• [Dataset items]

- - -

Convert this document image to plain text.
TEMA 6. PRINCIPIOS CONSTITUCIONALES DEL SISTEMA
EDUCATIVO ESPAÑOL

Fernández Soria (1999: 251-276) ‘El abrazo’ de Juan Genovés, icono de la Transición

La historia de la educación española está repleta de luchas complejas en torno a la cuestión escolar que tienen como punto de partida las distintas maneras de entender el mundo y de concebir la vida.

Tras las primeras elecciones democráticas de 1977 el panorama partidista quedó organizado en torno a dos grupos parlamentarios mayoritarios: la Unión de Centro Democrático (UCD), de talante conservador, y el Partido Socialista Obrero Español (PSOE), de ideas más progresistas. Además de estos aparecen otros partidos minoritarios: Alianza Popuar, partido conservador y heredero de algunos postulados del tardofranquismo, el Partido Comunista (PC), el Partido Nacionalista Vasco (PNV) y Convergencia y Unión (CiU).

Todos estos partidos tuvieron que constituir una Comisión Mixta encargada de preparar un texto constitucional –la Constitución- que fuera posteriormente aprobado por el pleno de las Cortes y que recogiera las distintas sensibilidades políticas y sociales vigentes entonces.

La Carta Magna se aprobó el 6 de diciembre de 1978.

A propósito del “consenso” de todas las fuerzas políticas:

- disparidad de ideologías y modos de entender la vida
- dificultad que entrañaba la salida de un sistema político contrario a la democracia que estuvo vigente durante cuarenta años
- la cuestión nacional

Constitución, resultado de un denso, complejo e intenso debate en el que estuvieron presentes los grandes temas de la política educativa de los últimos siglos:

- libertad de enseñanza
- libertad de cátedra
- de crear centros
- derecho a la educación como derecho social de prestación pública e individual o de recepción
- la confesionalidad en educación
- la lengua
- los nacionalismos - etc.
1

- - -

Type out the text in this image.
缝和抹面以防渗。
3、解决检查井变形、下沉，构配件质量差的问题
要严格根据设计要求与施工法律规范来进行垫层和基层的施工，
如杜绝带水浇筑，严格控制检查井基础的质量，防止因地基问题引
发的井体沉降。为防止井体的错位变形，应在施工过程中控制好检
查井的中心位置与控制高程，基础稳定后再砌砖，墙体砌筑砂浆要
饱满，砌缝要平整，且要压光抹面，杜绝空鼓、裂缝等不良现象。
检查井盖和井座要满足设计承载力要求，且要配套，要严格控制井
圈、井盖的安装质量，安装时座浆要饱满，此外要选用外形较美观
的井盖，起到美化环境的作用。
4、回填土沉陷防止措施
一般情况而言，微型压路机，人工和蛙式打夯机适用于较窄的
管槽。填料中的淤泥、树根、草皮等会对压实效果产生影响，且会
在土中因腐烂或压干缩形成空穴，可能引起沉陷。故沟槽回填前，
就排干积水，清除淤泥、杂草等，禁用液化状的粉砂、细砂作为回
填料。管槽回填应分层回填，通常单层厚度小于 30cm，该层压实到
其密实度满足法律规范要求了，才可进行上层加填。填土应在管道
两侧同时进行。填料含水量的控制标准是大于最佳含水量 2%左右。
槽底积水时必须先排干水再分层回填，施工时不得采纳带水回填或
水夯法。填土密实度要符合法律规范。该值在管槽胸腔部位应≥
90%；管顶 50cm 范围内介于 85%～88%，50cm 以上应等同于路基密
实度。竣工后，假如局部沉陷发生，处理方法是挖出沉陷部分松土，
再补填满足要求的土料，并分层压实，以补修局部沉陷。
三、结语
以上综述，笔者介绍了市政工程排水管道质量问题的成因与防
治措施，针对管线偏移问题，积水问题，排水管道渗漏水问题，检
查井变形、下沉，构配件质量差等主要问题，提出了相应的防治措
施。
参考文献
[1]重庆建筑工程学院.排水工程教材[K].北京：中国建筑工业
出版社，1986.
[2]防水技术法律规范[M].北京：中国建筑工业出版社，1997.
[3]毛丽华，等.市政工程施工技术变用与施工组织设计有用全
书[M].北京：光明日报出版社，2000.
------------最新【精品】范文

- - -

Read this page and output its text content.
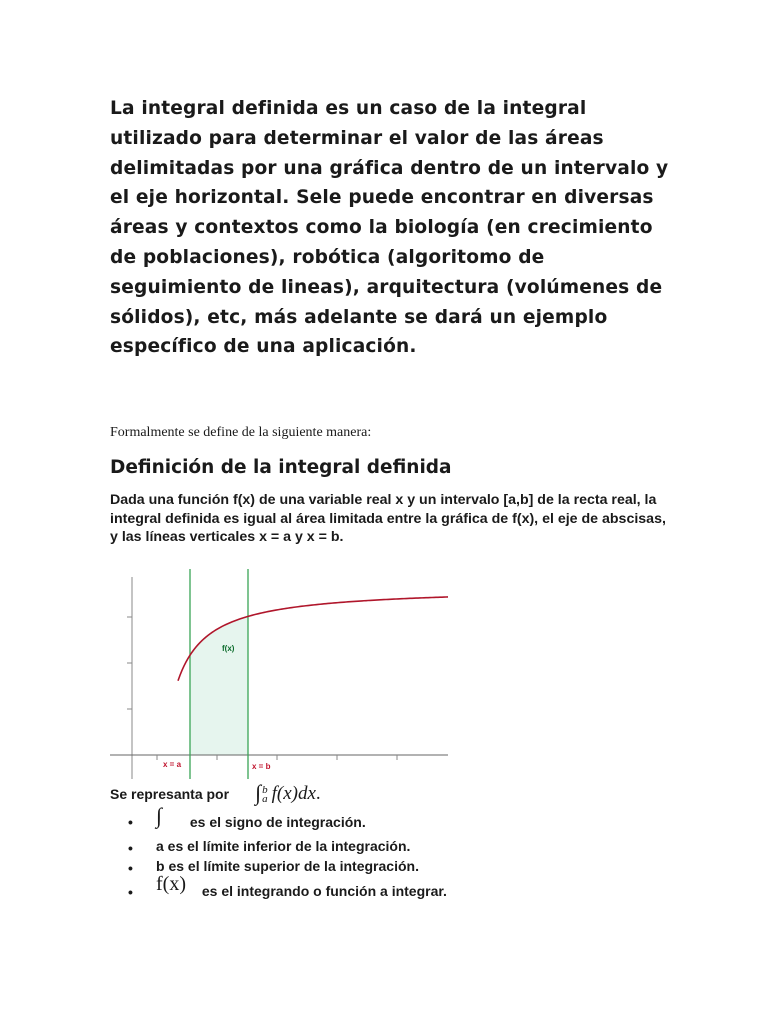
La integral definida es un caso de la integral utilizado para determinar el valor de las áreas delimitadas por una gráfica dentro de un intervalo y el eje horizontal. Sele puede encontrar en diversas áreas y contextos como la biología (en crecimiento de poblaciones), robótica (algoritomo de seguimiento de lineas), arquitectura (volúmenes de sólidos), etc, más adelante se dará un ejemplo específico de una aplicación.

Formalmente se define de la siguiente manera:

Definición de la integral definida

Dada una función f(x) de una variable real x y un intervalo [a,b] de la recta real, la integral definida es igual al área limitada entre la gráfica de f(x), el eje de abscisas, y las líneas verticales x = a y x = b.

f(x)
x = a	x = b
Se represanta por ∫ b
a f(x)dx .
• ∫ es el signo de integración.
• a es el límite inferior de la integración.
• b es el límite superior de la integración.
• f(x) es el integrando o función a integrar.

- - -

• [What the task requires]
From the records, copy every line that has the string "políticas" in it.

• [Correct output]
Todos estos partidos tuvieron que constituir una Comisión Mixta encargada de preparar un texto constitucional –la Constitución- que fuera posteriormente aprobado por el pleno de las Cortes y que recogiera las distintas sensibilidades políticas y sociales vigentes entonces.
A propósito del “consenso” de todas las fuerzas políticas:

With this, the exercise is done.